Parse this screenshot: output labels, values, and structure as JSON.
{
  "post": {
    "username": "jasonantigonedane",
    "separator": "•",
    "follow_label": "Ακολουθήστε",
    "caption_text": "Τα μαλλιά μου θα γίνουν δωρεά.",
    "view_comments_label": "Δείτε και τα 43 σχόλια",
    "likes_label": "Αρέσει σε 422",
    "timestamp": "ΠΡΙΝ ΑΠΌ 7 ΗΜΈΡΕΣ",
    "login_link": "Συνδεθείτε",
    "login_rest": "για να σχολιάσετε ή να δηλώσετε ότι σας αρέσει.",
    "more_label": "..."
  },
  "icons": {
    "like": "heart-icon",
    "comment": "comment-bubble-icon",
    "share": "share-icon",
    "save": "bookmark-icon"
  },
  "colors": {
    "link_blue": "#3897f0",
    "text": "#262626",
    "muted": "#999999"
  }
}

EXERCISE =>
Print the listing above in full, exactly as it is.

RESPONSE =>
Parse this screenshot: output labels, values, and structure as JSON.
{
  "post": {
    "username": "jasonantigonedane",
    "separator": "•",
    "follow_label": "Ακολουθήστε",
    "caption_text": "Τα μαλλιά μου θα γίνουν δωρεά.",
    "view_comments_label": "Δείτε και τα 43 σχόλια",
    "likes_label": "Αρέσει σε 422",
    "timestamp": "ΠΡΙΝ ΑΠΌ 7 ΗΜΈΡΕΣ",
    "login_link": "Συνδεθείτε",
    "login_rest": "για να σχολιάσετε ή να δηλώσετε ότι σας αρέσει.",
    "more_label": "..."
  },
  "icons": {
    "like": "heart-icon",
    "comment": "comment-bubble-icon",
    "share": "share-icon",
    "save": "bookmark-icon"
  },
  "colors": {
    "link_blue": "#3897f0",
    "text": "#262626",
    "muted": "#999999"
  }
}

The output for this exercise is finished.